▸ REQUIRED WORK: Pick out the lines below with "Function" and list them.

** BEGIN GIVEN INFORMATION **

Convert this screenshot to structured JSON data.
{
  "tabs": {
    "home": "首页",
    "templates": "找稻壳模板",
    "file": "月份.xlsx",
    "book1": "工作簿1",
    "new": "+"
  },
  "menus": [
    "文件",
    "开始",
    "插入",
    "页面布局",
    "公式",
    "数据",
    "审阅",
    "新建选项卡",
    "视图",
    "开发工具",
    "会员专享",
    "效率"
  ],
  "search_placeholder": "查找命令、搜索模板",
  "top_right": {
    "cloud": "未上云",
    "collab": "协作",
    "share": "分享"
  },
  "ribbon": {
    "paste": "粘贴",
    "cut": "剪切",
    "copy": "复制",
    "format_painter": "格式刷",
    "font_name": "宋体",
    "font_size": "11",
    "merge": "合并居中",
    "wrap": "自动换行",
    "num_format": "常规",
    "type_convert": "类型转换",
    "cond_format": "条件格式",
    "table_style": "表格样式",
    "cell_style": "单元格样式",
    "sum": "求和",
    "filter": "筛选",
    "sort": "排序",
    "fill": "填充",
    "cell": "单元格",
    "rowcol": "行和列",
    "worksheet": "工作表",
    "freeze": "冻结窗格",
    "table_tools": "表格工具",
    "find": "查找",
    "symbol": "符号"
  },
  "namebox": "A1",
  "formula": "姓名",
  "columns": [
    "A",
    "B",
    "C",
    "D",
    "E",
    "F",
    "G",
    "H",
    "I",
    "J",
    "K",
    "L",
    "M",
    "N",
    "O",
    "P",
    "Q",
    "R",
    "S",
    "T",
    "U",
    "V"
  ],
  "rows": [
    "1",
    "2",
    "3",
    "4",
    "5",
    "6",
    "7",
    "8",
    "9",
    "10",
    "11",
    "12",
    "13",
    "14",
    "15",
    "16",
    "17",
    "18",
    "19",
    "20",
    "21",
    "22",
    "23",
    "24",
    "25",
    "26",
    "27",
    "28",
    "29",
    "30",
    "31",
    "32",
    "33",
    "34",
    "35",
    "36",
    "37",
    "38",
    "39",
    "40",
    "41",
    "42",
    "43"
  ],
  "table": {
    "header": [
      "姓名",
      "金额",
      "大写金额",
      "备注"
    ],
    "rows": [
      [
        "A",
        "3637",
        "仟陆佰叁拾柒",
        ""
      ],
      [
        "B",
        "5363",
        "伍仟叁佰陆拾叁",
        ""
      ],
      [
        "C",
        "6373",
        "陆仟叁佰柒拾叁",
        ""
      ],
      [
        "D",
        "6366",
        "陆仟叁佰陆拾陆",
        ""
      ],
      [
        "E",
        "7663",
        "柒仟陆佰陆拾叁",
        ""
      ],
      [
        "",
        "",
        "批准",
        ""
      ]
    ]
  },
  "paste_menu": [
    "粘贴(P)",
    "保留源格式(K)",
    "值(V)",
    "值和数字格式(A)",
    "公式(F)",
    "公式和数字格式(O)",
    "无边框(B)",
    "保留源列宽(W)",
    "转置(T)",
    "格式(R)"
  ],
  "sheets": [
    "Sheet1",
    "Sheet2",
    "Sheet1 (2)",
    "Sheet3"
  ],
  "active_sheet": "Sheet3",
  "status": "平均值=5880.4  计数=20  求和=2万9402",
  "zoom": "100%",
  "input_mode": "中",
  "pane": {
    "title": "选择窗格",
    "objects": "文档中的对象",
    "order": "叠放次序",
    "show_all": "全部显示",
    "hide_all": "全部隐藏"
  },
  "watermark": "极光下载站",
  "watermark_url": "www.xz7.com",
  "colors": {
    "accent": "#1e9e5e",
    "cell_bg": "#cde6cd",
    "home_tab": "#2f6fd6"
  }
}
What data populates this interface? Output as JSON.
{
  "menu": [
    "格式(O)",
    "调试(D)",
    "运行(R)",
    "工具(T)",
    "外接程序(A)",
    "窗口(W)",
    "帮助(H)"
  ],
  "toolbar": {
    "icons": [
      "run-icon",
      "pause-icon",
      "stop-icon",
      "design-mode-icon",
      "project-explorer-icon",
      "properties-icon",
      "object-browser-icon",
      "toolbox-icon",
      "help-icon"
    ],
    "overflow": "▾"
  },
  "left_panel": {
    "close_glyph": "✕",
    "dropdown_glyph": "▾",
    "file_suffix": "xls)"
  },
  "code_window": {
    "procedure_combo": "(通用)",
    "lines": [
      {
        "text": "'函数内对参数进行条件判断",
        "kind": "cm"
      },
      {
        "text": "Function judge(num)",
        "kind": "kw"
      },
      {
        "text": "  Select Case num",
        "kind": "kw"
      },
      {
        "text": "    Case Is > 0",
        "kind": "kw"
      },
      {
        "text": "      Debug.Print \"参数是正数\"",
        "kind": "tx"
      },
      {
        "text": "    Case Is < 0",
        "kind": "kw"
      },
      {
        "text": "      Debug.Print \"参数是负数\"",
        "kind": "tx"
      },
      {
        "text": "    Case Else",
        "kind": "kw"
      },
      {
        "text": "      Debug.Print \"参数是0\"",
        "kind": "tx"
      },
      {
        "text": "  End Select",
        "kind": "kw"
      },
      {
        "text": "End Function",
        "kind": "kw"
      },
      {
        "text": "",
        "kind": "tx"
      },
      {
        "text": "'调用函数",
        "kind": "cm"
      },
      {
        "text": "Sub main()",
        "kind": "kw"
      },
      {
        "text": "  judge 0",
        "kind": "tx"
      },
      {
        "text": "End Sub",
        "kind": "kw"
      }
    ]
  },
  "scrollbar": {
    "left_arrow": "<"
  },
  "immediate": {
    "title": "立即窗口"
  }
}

** END GIVEN INFORMATION **

▸ FULL OUTPUT:
        "text": "Function judge(num)",
        "text": "End Function",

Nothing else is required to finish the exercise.